**Instruction 1**
Set down the passage of the Vocola post from "Vocola: Part 2" up to and including "with minimal effort.", word for word.

**Page excerpt**
Vocola: Part 2 – Group Healing, Abilities, and Multiple Characters

In Part I of the Vocola series, I demonstrated several syntax features useful for creating flexible macros: alternative words, optional words, and variables. In a couple of examples, we looked at spellcasting macros that, while effective, would be difficult to maintain. In this post, I’m going to show you my latest iteration of how I am able to manage my many different abilities with minimal effort.

The key to the system I recently settled upon is recognizing that you have 3 distinct types of abilities:

Helpful, Targeted Spells

Obviously, as a Restoration Druid, my very first priority was to ensure that I could heal. Most of these spells fall under the “helpful, targeted” category above, and my array of these abilities looks like this:

<targeted_help> := 
	  Bloom = Lifebloom
	| Rejuve = Rejuvenation
	| Heal = "Healing Touch"
	| Grow = Regrowth
	| Mend = Swiftmend
	| Wild Growth
	| Shield = Ironbark
	| Cure = "Nature's Cure"
	| [Star] Surge = "Star Surge"

**Excerpted data**
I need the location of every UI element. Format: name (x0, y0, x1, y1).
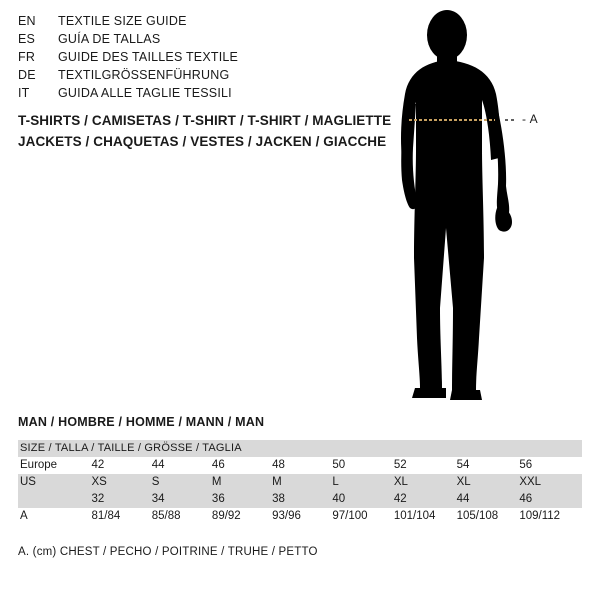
row-value: 46 (212, 457, 272, 474)
language-code: FR (18, 50, 36, 64)
language-row (18, 50, 418, 68)
row-label: A (18, 508, 91, 525)
language-text: TEXTILGRÖSSENFÜHRUNG (58, 68, 230, 82)
row-value: 89/92 (212, 508, 272, 525)
row-label: Europe (18, 457, 91, 474)
row-value: M (272, 474, 332, 491)
language-row (18, 86, 418, 104)
table-header-row (18, 440, 582, 457)
row-value: 93/96 (272, 508, 332, 525)
row-value: 46 (519, 491, 582, 508)
row-value: XL (457, 474, 520, 491)
row-value: 32 (91, 491, 151, 508)
row-label (18, 491, 91, 508)
row-value: 44 (457, 491, 520, 508)
table-title: MAN / HOMBRE / HOMME / MANN / MAN (18, 415, 265, 429)
language-code: ES (18, 32, 36, 46)
row-value: 48 (272, 457, 332, 474)
row-value: XL (394, 474, 457, 491)
row-value: 97/100 (332, 508, 393, 525)
row-value: XXL (519, 474, 582, 491)
table-row (18, 457, 582, 474)
row-value: 50 (332, 457, 393, 474)
row-value: 105/108 (457, 508, 520, 525)
row-value: 81/84 (91, 508, 151, 525)
row-value: 44 (152, 457, 212, 474)
row-value: XS (91, 474, 151, 491)
language-row (18, 68, 418, 86)
language-code: EN (18, 14, 36, 28)
language-text: TEXTILE SIZE GUIDE (58, 14, 187, 28)
row-value: 52 (394, 457, 457, 474)
table-row (18, 508, 582, 525)
category-jackets: JACKETS / CHAQUETAS / VESTES / JACKEN / GIACCHE (18, 134, 387, 149)
language-text: GUIDE DES TAILLES TEXTILE (58, 50, 239, 64)
row-value: 85/88 (152, 508, 212, 525)
language-list (18, 14, 418, 104)
row-value: 42 (91, 457, 151, 474)
table-footnote: A. (cm) CHEST / PECHO / POITRINE / TRUHE / PETTO (18, 546, 318, 558)
language-row (18, 32, 418, 50)
figure-illustration (360, 8, 560, 408)
row-value: 42 (394, 491, 457, 508)
category-tshirts: T-SHIRTS / CAMISETAS / T-SHIRT / T-SHIRT / MAGLIETTE (18, 113, 392, 128)
row-value: 109/112 (519, 508, 582, 525)
row-value: 54 (457, 457, 520, 474)
row-value: 34 (152, 491, 212, 508)
language-code: DE (18, 68, 36, 82)
table-row (18, 491, 582, 508)
row-value: M (212, 474, 272, 491)
language-row (18, 14, 418, 32)
row-value: 40 (332, 491, 393, 508)
language-text: GUÍA DE TALLAS (58, 32, 161, 46)
language-text: GUIDA ALLE TAGLIE TESSILI (58, 86, 232, 100)
language-code: IT (18, 86, 30, 100)
size-table (18, 440, 582, 525)
row-value: 38 (272, 491, 332, 508)
measure-label-a: - A (522, 112, 539, 126)
row-label: US (18, 474, 91, 491)
mannequin-silhouette-icon (360, 8, 560, 408)
row-value: L (332, 474, 393, 491)
row-value: 36 (212, 491, 272, 508)
row-value: 56 (519, 457, 582, 474)
table-header-label: SIZE / TALLA / TAILLE / GRÖSSE / TAGLIA (18, 440, 582, 457)
row-value: S (152, 474, 212, 491)
table-row (18, 474, 582, 491)
row-value: 101/104 (394, 508, 457, 525)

**Instruction 2**
In the records, rename "language-row" to "locale-row" and leave everything else unchanged, giving back only the lines from the line with "row-value: 46 (212, 457, 272, 474)" up to and including the line with "row-value: 42 (394, 491, 457, 508)".

**Task result 1**
Vocola: Part 2 – Group Healing, Abilities, and Multiple Characters

In Part I of the Vocola series, I demonstrated several syntax features useful for creating flexible macros: alternative words, optional words, and variables. In a couple of examples, we looked at spellcasting macros that, while effective, would be difficult to maintain. In this post, I’m going to show you my latest iteration of how I am able to manage my many different abilities with minimal effort.

**Task result 2**
row-value: 46 (212, 457, 272, 474)
language-code: FR (18, 50, 36, 64)
locale-row (18, 50, 418, 68)
row-label: A (18, 508, 91, 525)
language-text: TEXTILGRÖSSENFÜHRUNG (58, 68, 230, 82)
row-value: 89/92 (212, 508, 272, 525)
row-label: Europe (18, 457, 91, 474)
row-value: M (272, 474, 332, 491)
locale-row (18, 86, 418, 104)
table-header-row (18, 440, 582, 457)
row-value: 93/96 (272, 508, 332, 525)
row-value: 46 (519, 491, 582, 508)
row-value: XL (457, 474, 520, 491)
row-value: 32 (91, 491, 151, 508)
row-label (18, 491, 91, 508)
row-value: 44 (457, 491, 520, 508)
table-title: MAN / HOMBRE / HOMME / MANN / MAN (18, 415, 265, 429)
language-code: ES (18, 32, 36, 46)
row-value: 48 (272, 457, 332, 474)
row-value: XL (394, 474, 457, 491)
row-value: 97/100 (332, 508, 393, 525)
row-value: XXL (519, 474, 582, 491)
table-row (18, 457, 582, 474)
row-value: 50 (332, 457, 393, 474)
row-value: 105/108 (457, 508, 520, 525)
row-value: 81/84 (91, 508, 151, 525)
row-value: 44 (152, 457, 212, 474)
row-value: XS (91, 474, 151, 491)
locale-row (18, 68, 418, 86)
language-code: EN (18, 14, 36, 28)
language-text: TEXTILE SIZE GUIDE (58, 14, 187, 28)
row-value: 52 (394, 457, 457, 474)
table-row (18, 508, 582, 525)
category-jackets: JACKETS / CHAQUETAS / VESTES / JACKEN / GIACCHE (18, 134, 387, 149)
language-text: GUIDE DES TAILLES TEXTILE (58, 50, 239, 64)
row-value: 85/88 (152, 508, 212, 525)
language-list (18, 14, 418, 104)
row-value: 42 (91, 457, 151, 474)
table-footnote: A. (cm) CHEST / PECHO / POITRINE / TRUHE / PETTO (18, 546, 318, 558)
locale-row (18, 32, 418, 50)
figure-illustration (360, 8, 560, 408)
row-value: 42 (394, 491, 457, 508)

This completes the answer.